[START OF THE RECORDS]

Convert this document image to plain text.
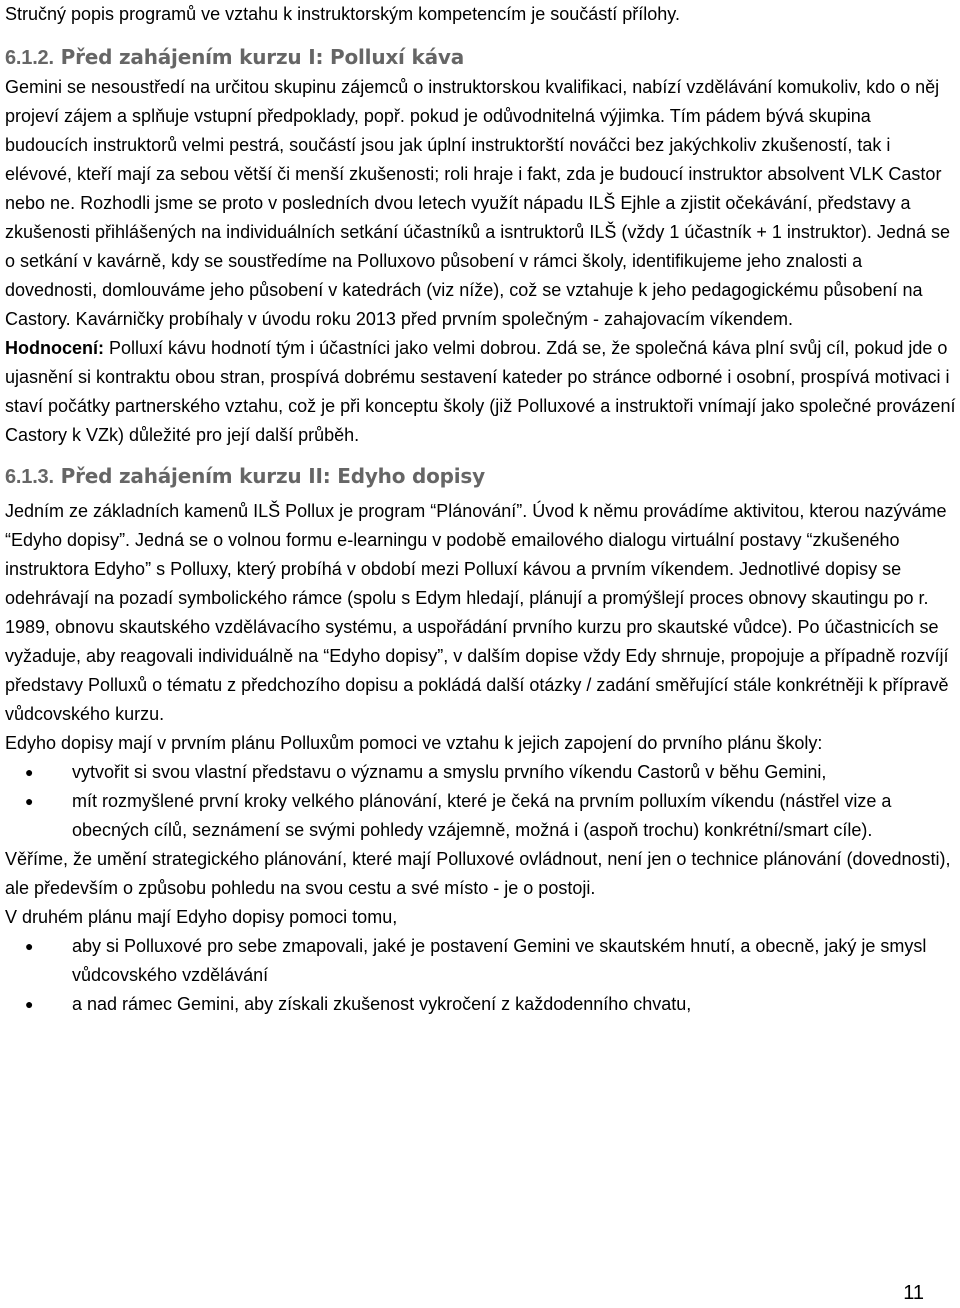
Stručný popis programů ve vztahu k instruktorským kompetencím je součástí přílohy.

6.1.2. Před zahájením kurzu I: Polluxí káva

Gemini se nesoustředí na určitou skupinu zájemců o instruktorskou kvalifikaci, nabízí vzdělávání komukoliv, kdo o něj projeví zájem a splňuje vstupní předpoklady, popř. pokud je odůvodnitelná výjimka. Tím pádem bývá skupina budoucích instruktorů velmi pestrá, součástí jsou jak úplní instruktorští nováčci bez jakýchkoliv zkušeností, tak i elévové, kteří mají za sebou větší či menší zkušenosti; roli hraje i fakt, zda je budoucí instruktor absolvent VLK Castor nebo ne. Rozhodli jsme se proto v posledních dvou letech využít nápadu ILŠ Ejhle a zjistit očekávání, představy a zkušenosti přihlášených na individuálních setkání účastníků a isntruktorů ILŠ (vždy 1 účastník + 1 instruktor). Jedná se o setkání v kavárně, kdy se soustředíme na Polluxovo působení v rámci školy, identifikujeme jeho znalosti a dovednosti, domlouváme jeho působení v katedrách (viz níže), což se vztahuje k jeho pedagogickému působení na Castory. Kavárničky probíhaly v úvodu roku 2013 před prvním společným - zahajovacím víkendem.

Hodnocení: Polluxí kávu hodnotí tým i účastníci jako velmi dobrou. Zdá se, že společná káva plní svůj cíl, pokud jde o ujasnění si kontraktu obou stran, prospívá dobrému sestavení kateder po stránce odborné i osobní, prospívá motivaci i staví počátky partnerského vztahu, což je při konceptu školy (již Polluxové a instruktoři vnímají jako společné provázení Castory k VZk) důležité pro její další průběh.

6.1.3. Před zahájením kurzu II: Edyho dopisy

Jedním ze základních kamenů ILŠ Pollux je program “Plánování”. Úvod k němu provádíme aktivitou, kterou nazýváme “Edyho dopisy”. Jedná se o volnou formu e-learningu v podobě emailového dialogu virtuální postavy “zkušeného instruktora Edyho” s Polluxy, který probíhá v období mezi Polluxí kávou a prvním víkendem. Jednotlivé dopisy se odehrávají na pozadí symbolického rámce (spolu s Edym hledají, plánují a promýšlejí proces obnovy skautingu po r. 1989, obnovu skautského vzdělávacího systému, a uspořádání prvního kurzu pro skautské vůdce). Po účastnicích se vyžaduje, aby reagovali individuálně na “Edyho dopisy”, v dalším dopise vždy Edy shrnuje, propojuje a případně rozvíjí představy Polluxů o tématu z předchozího dopisu a pokládá další otázky / zadání směřující stále konkrétněji k přípravě vůdcovského kurzu.

Edyho dopisy mají v prvním plánu Polluxům pomoci ve vztahu k jejich zapojení do prvního plánu školy:

● vytvořit si svou vlastní představu o významu a smyslu prvního víkendu Castorů v běhu Gemini,
● mít rozmyšlené první kroky velkého plánování, které je čeká na prvním polluxím víkendu (nástřel vize a obecných cílů, seznámení se svými pohledy vzájemně, možná i (aspoň trochu) konkrétní/smart cíle).

Věříme, že umění strategického plánování, které mají Polluxové ovládnout, není jen o technice plánování (dovednosti), ale především o způsobu pohledu na svou cestu a své místo - je o postoji.

V druhém plánu mají Edyho dopisy pomoci tomu,

● aby si Polluxové pro sebe zmapovali, jaké je postavení Gemini ve skautském hnutí, a obecně, jaký je smysl vůdcovského vzdělávání
● a nad rámec Gemini, aby získali zkušenost vykročení z každodenního chvatu,
11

[END OF THE RECORDS]

- **GIVEN PROBLEM**: All entries are to be retyped exactly. Omit any embedded images.

- **WRITTEN ANSWER**:
Convert this document image to plain text.
Stručný popis programů ve vztahu k instruktorským kompetencím je součástí přílohy.

6.1.2. Před zahájením kurzu I: Polluxí káva

Gemini se nesoustředí na určitou skupinu zájemců o instruktorskou kvalifikaci, nabízí vzdělávání komukoliv, kdo o něj projeví zájem a splňuje vstupní předpoklady, popř. pokud je odůvodnitelná výjimka. Tím pádem bývá skupina budoucích instruktorů velmi pestrá, součástí jsou jak úplní instruktorští nováčci bez jakýchkoliv zkušeností, tak i elévové, kteří mají za sebou větší či menší zkušenosti; roli hraje i fakt, zda je budoucí instruktor absolvent VLK Castor nebo ne. Rozhodli jsme se proto v posledních dvou letech využít nápadu ILŠ Ejhle a zjistit očekávání, představy a zkušenosti přihlášených na individuálních setkání účastníků a isntruktorů ILŠ (vždy 1 účastník + 1 instruktor). Jedná se o setkání v kavárně, kdy se soustředíme na Polluxovo působení v rámci školy, identifikujeme jeho znalosti a dovednosti, domlouváme jeho působení v katedrách (viz níže), což se vztahuje k jeho pedagogickému působení na Castory. Kavárničky probíhaly v úvodu roku 2013 před prvním společným - zahajovacím víkendem.

Hodnocení: Polluxí kávu hodnotí tým i účastníci jako velmi dobrou. Zdá se, že společná káva plní svůj cíl, pokud jde o ujasnění si kontraktu obou stran, prospívá dobrému sestavení kateder po stránce odborné i osobní, prospívá motivaci i staví počátky partnerského vztahu, což je při konceptu školy (již Polluxové a instruktoři vnímají jako společné provázení Castory k VZk) důležité pro její další průběh.

6.1.3. Před zahájením kurzu II: Edyho dopisy

Jedním ze základních kamenů ILŠ Pollux je program “Plánování”. Úvod k němu provádíme aktivitou, kterou nazýváme “Edyho dopisy”. Jedná se o volnou formu e-learningu v podobě emailového dialogu virtuální postavy “zkušeného instruktora Edyho” s Polluxy, který probíhá v období mezi Polluxí kávou a prvním víkendem. Jednotlivé dopisy se odehrávají na pozadí symbolického rámce (spolu s Edym hledají, plánují a promýšlejí proces obnovy skautingu po r. 1989, obnovu skautského vzdělávacího systému, a uspořádání prvního kurzu pro skautské vůdce). Po účastnicích se vyžaduje, aby reagovali individuálně na “Edyho dopisy”, v dalším dopise vždy Edy shrnuje, propojuje a případně rozvíjí představy Polluxů o tématu z předchozího dopisu a pokládá další otázky / zadání směřující stále konkrétněji k přípravě vůdcovského kurzu.

Edyho dopisy mají v prvním plánu Polluxům pomoci ve vztahu k jejich zapojení do prvního plánu školy:

● vytvořit si svou vlastní představu o významu a smyslu prvního víkendu Castorů v běhu Gemini,
● mít rozmyšlené první kroky velkého plánování, které je čeká na prvním polluxím víkendu (nástřel vize a obecných cílů, seznámení se svými pohledy vzájemně, možná i (aspoň trochu) konkrétní/smart cíle).

Věříme, že umění strategického plánování, které mají Polluxové ovládnout, není jen o technice plánování (dovednosti), ale především o způsobu pohledu na svou cestu a své místo - je o postoji.

V druhém plánu mají Edyho dopisy pomoci tomu,

● aby si Polluxové pro sebe zmapovali, jaké je postavení Gemini ve skautském hnutí, a obecně, jaký je smysl vůdcovského vzdělávání
● a nad rámec Gemini, aby získali zkušenost vykročení z každodenního chvatu,
11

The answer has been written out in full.